# [Direction]
Your task is to transcribe the data in full.

+++

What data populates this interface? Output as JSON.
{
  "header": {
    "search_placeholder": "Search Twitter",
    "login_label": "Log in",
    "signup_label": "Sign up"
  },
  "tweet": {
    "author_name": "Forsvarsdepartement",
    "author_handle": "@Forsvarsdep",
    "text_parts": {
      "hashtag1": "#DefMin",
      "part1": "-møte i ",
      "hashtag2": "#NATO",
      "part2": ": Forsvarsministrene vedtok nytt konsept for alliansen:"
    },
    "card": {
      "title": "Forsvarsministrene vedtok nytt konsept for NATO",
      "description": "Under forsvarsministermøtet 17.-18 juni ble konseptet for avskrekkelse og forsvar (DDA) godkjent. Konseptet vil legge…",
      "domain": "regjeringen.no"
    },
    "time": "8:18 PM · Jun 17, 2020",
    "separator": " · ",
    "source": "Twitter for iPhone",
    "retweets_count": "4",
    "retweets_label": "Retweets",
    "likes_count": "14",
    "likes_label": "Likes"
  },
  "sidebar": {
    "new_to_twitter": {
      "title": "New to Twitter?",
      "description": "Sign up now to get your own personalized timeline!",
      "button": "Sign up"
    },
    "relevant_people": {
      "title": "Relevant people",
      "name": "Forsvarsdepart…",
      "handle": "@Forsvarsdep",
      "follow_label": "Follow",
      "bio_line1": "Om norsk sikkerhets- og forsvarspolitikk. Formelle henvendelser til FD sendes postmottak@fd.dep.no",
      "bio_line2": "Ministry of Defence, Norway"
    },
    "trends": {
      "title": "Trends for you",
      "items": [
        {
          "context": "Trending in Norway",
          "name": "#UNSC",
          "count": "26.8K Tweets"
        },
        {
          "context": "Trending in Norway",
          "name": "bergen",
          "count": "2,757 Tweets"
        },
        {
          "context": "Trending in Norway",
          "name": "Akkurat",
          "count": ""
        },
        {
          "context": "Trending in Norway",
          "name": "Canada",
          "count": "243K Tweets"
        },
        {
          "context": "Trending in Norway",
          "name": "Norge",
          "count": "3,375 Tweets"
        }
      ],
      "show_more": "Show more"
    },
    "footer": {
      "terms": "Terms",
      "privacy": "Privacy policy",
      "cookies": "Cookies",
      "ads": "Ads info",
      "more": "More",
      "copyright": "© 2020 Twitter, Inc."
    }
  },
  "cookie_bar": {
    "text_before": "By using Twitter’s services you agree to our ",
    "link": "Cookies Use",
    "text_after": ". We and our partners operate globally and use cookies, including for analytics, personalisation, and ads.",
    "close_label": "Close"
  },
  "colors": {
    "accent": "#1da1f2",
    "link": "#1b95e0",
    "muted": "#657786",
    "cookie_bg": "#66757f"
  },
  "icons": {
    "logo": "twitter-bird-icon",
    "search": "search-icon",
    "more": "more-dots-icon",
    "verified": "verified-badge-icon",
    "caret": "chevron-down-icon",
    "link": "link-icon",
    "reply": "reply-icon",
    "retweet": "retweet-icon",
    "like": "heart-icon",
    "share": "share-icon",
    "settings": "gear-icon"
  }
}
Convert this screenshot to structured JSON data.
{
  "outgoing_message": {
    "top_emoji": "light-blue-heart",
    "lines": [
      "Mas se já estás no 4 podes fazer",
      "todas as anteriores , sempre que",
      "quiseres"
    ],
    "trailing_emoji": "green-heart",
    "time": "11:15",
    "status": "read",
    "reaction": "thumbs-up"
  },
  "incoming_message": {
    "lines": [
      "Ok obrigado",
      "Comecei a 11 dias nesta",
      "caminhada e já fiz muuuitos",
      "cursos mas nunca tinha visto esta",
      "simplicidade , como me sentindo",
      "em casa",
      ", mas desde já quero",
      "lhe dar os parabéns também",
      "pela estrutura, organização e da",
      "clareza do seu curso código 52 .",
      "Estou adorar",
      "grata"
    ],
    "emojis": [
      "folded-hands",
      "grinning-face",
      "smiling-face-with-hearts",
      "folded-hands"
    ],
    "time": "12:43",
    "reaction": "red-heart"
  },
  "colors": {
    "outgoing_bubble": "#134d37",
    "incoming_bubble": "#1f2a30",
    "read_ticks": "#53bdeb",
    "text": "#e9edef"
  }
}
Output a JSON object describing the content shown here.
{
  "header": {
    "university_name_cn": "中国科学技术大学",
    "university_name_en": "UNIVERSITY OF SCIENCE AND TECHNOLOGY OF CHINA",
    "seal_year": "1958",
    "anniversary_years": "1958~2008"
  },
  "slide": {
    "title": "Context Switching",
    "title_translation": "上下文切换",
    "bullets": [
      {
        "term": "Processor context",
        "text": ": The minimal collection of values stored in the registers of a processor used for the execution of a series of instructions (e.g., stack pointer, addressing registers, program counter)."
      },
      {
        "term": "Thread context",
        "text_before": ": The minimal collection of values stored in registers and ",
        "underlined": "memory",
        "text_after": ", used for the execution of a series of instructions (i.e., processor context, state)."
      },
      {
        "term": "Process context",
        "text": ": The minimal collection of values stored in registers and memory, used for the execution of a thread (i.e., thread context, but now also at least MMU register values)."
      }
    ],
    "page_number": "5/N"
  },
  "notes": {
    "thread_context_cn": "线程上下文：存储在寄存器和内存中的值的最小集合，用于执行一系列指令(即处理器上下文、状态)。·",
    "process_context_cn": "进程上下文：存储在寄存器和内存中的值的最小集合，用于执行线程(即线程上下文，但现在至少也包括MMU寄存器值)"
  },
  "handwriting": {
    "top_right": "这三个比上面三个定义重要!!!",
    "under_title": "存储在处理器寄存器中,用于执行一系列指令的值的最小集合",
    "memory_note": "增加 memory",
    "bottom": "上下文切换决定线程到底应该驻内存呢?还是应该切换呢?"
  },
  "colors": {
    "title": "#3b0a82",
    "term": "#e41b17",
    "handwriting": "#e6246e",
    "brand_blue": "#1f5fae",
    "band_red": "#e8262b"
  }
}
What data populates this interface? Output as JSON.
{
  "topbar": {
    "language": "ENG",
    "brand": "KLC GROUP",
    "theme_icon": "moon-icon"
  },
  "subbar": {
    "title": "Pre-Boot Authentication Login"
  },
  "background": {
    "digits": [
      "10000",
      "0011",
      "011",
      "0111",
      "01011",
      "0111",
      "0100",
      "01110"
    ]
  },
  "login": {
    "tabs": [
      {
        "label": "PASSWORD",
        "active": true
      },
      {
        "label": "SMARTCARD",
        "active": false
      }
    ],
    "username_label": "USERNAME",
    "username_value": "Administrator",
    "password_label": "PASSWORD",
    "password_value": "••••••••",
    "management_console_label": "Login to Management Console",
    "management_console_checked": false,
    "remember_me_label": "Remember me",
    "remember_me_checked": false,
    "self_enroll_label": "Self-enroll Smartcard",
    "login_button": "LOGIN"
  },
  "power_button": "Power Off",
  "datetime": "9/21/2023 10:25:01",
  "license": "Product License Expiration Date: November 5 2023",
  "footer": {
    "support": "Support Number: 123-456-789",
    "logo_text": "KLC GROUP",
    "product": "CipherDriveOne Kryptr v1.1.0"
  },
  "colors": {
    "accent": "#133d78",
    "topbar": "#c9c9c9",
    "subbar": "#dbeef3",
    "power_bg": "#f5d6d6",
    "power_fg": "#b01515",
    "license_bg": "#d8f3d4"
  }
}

+++

# [Response to this task]
What data populates this interface? Output as JSON.
{
  "header": {
    "search_placeholder": "Search Twitter",
    "login_label": "Log in",
    "signup_label": "Sign up"
  },
  "tweet": {
    "author_name": "Forsvarsdepartement",
    "author_handle": "@Forsvarsdep",
    "text_parts": {
      "hashtag1": "#DefMin",
      "part1": "-møte i ",
      "hashtag2": "#NATO",
      "part2": ": Forsvarsministrene vedtok nytt konsept for alliansen:"
    },
    "card": {
      "title": "Forsvarsministrene vedtok nytt konsept for NATO",
      "description": "Under forsvarsministermøtet 17.-18 juni ble konseptet for avskrekkelse og forsvar (DDA) godkjent. Konseptet vil legge…",
      "domain": "regjeringen.no"
    },
    "time": "8:18 PM · Jun 17, 2020",
    "separator": " · ",
    "source": "Twitter for iPhone",
    "retweets_count": "4",
    "retweets_label": "Retweets",
    "likes_count": "14",
    "likes_label": "Likes"
  },
  "sidebar": {
    "new_to_twitter": {
      "title": "New to Twitter?",
      "description": "Sign up now to get your own personalized timeline!",
      "button": "Sign up"
    },
    "relevant_people": {
      "title": "Relevant people",
      "name": "Forsvarsdepart…",
      "handle": "@Forsvarsdep",
      "follow_label": "Follow",
      "bio_line1": "Om norsk sikkerhets- og forsvarspolitikk. Formelle henvendelser til FD sendes postmottak@fd.dep.no",
      "bio_line2": "Ministry of Defence, Norway"
    },
    "trends": {
      "title": "Trends for you",
      "items": [
        {
          "context": "Trending in Norway",
          "name": "#UNSC",
          "count": "26.8K Tweets"
        },
        {
          "context": "Trending in Norway",
          "name": "bergen",
          "count": "2,757 Tweets"
        },
        {
          "context": "Trending in Norway",
          "name": "Akkurat",
          "count": ""
        },
        {
          "context": "Trending in Norway",
          "name": "Canada",
          "count": "243K Tweets"
        },
        {
          "context": "Trending in Norway",
          "name": "Norge",
          "count": "3,375 Tweets"
        }
      ],
      "show_more": "Show more"
    },
    "footer": {
      "terms": "Terms",
      "privacy": "Privacy policy",
      "cookies": "Cookies",
      "ads": "Ads info",
      "more": "More",
      "copyright": "© 2020 Twitter, Inc."
    }
  },
  "cookie_bar": {
    "text_before": "By using Twitter’s services you agree to our ",
    "link": "Cookies Use",
    "text_after": ". We and our partners operate globally and use cookies, including for analytics, personalisation, and ads.",
    "close_label": "Close"
  },
  "colors": {
    "accent": "#1da1f2",
    "link": "#1b95e0",
    "muted": "#657786",
    "cookie_bg": "#66757f"
  },
  "icons": {
    "logo": "twitter-bird-icon",
    "search": "search-icon",
    "more": "more-dots-icon",
    "verified": "verified-badge-icon",
    "caret": "chevron-down-icon",
    "link": "link-icon",
    "reply": "reply-icon",
    "retweet": "retweet-icon",
    "like": "heart-icon",
    "share": "share-icon",
    "settings": "gear-icon"
  }
}
Convert this screenshot to structured JSON data.
{
  "outgoing_message": {
    "top_emoji": "light-blue-heart",
    "lines": [
      "Mas se já estás no 4 podes fazer",
      "todas as anteriores , sempre que",
      "quiseres"
    ],
    "trailing_emoji": "green-heart",
    "time": "11:15",
    "status": "read",
    "reaction": "thumbs-up"
  },
  "incoming_message": {
    "lines": [
      "Ok obrigado",
      "Comecei a 11 dias nesta",
      "caminhada e já fiz muuuitos",
      "cursos mas nunca tinha visto esta",
      "simplicidade , como me sentindo",
      "em casa",
      ", mas desde já quero",
      "lhe dar os parabéns também",
      "pela estrutura, organização e da",
      "clareza do seu curso código 52 .",
      "Estou adorar",
      "grata"
    ],
    "emojis": [
      "folded-hands",
      "grinning-face",
      "smiling-face-with-hearts",
      "folded-hands"
    ],
    "time": "12:43",
    "reaction": "red-heart"
  },
  "colors": {
    "outgoing_bubble": "#134d37",
    "incoming_bubble": "#1f2a30",
    "read_ticks": "#53bdeb",
    "text": "#e9edef"
  }
}
Output a JSON object describing the content shown here.
{
  "header": {
    "university_name_cn": "中国科学技术大学",
    "university_name_en": "UNIVERSITY OF SCIENCE AND TECHNOLOGY OF CHINA",
    "seal_year": "1958",
    "anniversary_years": "1958~2008"
  },
  "slide": {
    "title": "Context Switching",
    "title_translation": "上下文切换",
    "bullets": [
      {
        "term": "Processor context",
        "text": ": The minimal collection of values stored in the registers of a processor used for the execution of a series of instructions (e.g., stack pointer, addressing registers, program counter)."
      },
      {
        "term": "Thread context",
        "text_before": ": The minimal collection of values stored in registers and ",
        "underlined": "memory",
        "text_after": ", used for the execution of a series of instructions (i.e., processor context, state)."
      },
      {
        "term": "Process context",
        "text": ": The minimal collection of values stored in registers and memory, used for the execution of a thread (i.e., thread context, but now also at least MMU register values)."
      }
    ],
    "page_number": "5/N"
  },
  "notes": {
    "thread_context_cn": "线程上下文：存储在寄存器和内存中的值的最小集合，用于执行一系列指令(即处理器上下文、状态)。·",
    "process_context_cn": "进程上下文：存储在寄存器和内存中的值的最小集合，用于执行线程(即线程上下文，但现在至少也包括MMU寄存器值)"
  },
  "handwriting": {
    "top_right": "这三个比上面三个定义重要!!!",
    "under_title": "存储在处理器寄存器中,用于执行一系列指令的值的最小集合",
    "memory_note": "增加 memory",
    "bottom": "上下文切换决定线程到底应该驻内存呢?还是应该切换呢?"
  },
  "colors": {
    "title": "#3b0a82",
    "term": "#e41b17",
    "handwriting": "#e6246e",
    "brand_blue": "#1f5fae",
    "band_red": "#e8262b"
  }
}
What data populates this interface? Output as JSON.
{
  "topbar": {
    "language": "ENG",
    "brand": "KLC GROUP",
    "theme_icon": "moon-icon"
  },
  "subbar": {
    "title": "Pre-Boot Authentication Login"
  },
  "background": {
    "digits": [
      "10000",
      "0011",
      "011",
      "0111",
      "01011",
      "0111",
      "0100",
      "01110"
    ]
  },
  "login": {
    "tabs": [
      {
        "label": "PASSWORD",
        "active": true
      },
      {
        "label": "SMARTCARD",
        "active": false
      }
    ],
    "username_label": "USERNAME",
    "username_value": "Administrator",
    "password_label": "PASSWORD",
    "password_value": "••••••••",
    "management_console_label": "Login to Management Console",
    "management_console_checked": false,
    "remember_me_label": "Remember me",
    "remember_me_checked": false,
    "self_enroll_label": "Self-enroll Smartcard",
    "login_button": "LOGIN"
  },
  "power_button": "Power Off",
  "datetime": "9/21/2023 10:25:01",
  "license": "Product License Expiration Date: November 5 2023",
  "footer": {
    "support": "Support Number: 123-456-789",
    "logo_text": "KLC GROUP",
    "product": "CipherDriveOne Kryptr v1.1.0"
  },
  "colors": {
    "accent": "#133d78",
    "topbar": "#c9c9c9",
    "subbar": "#dbeef3",
    "power_bg": "#f5d6d6",
    "power_fg": "#b01515",
    "license_bg": "#d8f3d4"
  }
}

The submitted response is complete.